* BEGIN Reading passage *

12 It is necessary to analyse the evidence as to the timing of the alleged unlawful sexual acts in considerable detail. My summary of that evidence, with some comments, is as follows:
•
The complainant gave evidence that she first met the applicant when she was in year 8. The evidence established that she completed year 10 in or before 2022. When interviewed by police officers on 25 July 2021 the applicant accepted that he first met the complainant around 12 months previously, give or take a couple of months. Thus there was evidence that the complainant first met the applicant in 2020.
•
In her evidence-in-chief as to Occasion one, the complainant said that the events happened when it was "still during school holidays". When asked which holidays she said, "The big summer sort of one that's there so through Christmas and New Years." The complainant gave evidence to the effect that on Occasion one she was in the applicant's bed with him, and that he first inserted his fingers into her vagina and then exposed his penis and inserted it into her mouth.
•
Under cross-examination she gave evidence that she told the police in her second police statement that Occasion one occurred in January 2021.
•
In relation to Occasion two, the complainant gave evidence to the effect that she and the applicant went for a drive in his Ford Falcon utility; that he stopped somewhere along a particular road and put his fingers into her vagina; that they drove on; and that she twice gave him oral sex while he was driving. She was asked whether the journey in question was before or after the occasion that became known as Occasion one. She said that the journey was after that occasion.

* END Reading passage *
* BEGIN Data section *

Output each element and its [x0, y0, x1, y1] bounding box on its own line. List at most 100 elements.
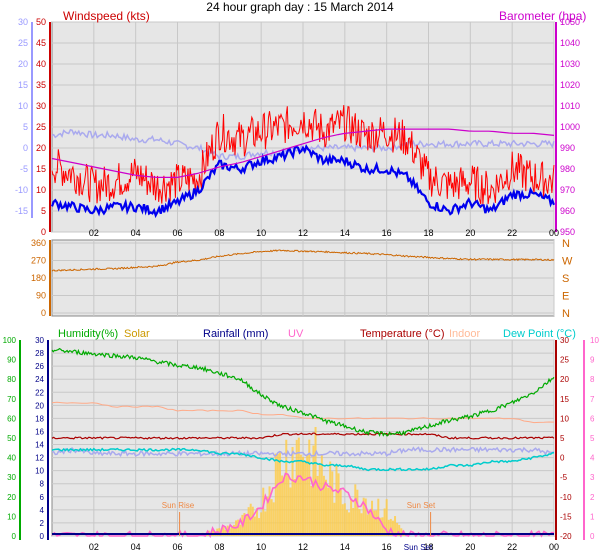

* END Data section *

- [Short exercise] Quote the passage from the court judgment between "12 It is necessary" and "applicant in 2020.", inclusive.

- [Solution to the exercise]
12 It is necessary to analyse the evidence as to the timing of the alleged unlawful sexual acts in considerable detail. My summary of that evidence, with some comments, is as follows:
•
The complainant gave evidence that she first met the applicant when she was in year 8. The evidence established that she completed year 10 in or before 2022. When interviewed by police officers on 25 July 2021 the applicant accepted that he first met the complainant around 12 months previously, give or take a couple of months. Thus there was evidence that the complainant first met the applicant in 2020.